_Task description:_
Whenever a line below holds the word "tehnică", copy that line.

_Exercise data:_
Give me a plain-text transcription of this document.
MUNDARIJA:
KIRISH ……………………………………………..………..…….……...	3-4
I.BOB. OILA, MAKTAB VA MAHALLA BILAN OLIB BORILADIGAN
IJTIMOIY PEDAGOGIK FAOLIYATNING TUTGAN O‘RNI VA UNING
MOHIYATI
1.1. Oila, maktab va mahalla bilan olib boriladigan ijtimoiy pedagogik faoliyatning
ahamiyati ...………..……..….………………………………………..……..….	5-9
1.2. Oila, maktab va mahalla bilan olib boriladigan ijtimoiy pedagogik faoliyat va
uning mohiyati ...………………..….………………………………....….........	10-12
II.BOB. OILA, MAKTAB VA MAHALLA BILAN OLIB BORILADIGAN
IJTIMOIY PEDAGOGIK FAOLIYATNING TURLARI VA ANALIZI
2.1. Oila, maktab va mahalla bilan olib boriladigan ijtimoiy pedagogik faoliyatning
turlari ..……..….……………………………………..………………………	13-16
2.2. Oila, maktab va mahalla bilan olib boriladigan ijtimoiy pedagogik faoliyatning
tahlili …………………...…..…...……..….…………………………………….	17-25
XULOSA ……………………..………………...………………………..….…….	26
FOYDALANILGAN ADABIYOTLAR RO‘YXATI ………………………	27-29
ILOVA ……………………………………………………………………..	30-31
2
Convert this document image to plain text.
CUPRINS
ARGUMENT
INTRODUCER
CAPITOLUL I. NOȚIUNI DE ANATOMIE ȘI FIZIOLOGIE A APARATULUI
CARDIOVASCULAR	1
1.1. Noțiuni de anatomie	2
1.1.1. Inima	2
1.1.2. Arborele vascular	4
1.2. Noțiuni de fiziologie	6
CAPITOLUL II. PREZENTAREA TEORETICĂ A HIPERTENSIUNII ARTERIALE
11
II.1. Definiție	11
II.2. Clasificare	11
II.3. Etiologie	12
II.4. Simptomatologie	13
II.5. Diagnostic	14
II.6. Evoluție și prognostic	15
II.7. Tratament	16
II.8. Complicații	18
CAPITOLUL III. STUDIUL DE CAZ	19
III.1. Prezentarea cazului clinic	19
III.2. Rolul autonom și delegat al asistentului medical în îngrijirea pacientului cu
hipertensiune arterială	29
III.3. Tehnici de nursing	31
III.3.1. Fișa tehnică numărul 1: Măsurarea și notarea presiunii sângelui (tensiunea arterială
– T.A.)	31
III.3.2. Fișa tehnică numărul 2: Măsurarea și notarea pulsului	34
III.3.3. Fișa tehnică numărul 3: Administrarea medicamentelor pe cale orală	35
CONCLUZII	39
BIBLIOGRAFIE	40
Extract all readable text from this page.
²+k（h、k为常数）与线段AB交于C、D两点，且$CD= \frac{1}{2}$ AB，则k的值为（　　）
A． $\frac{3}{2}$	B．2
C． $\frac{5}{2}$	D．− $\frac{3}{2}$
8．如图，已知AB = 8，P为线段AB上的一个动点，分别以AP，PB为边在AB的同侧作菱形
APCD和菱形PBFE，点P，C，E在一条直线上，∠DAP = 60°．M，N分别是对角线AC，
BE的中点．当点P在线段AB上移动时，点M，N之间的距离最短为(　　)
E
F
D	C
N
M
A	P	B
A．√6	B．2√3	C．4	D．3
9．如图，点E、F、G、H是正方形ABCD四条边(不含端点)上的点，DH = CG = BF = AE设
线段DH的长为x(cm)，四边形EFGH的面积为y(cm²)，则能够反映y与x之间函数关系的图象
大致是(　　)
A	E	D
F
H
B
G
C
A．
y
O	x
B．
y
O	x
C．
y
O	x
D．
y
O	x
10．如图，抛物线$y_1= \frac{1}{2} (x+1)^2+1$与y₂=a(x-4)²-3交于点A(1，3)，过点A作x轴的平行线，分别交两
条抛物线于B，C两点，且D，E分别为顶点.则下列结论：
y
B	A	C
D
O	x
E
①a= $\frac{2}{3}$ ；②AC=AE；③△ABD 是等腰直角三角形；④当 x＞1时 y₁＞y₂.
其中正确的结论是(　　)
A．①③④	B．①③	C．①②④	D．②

_Completed exercise:_
III.3.1. Fișa tehnică numărul 1: Măsurarea și notarea presiunii sângelui (tensiunea arterială
III.3.2. Fișa tehnică numărul 2: Măsurarea și notarea pulsului	34
III.3.3. Fișa tehnică numărul 3: Administrarea medicamentelor pe cale orală	35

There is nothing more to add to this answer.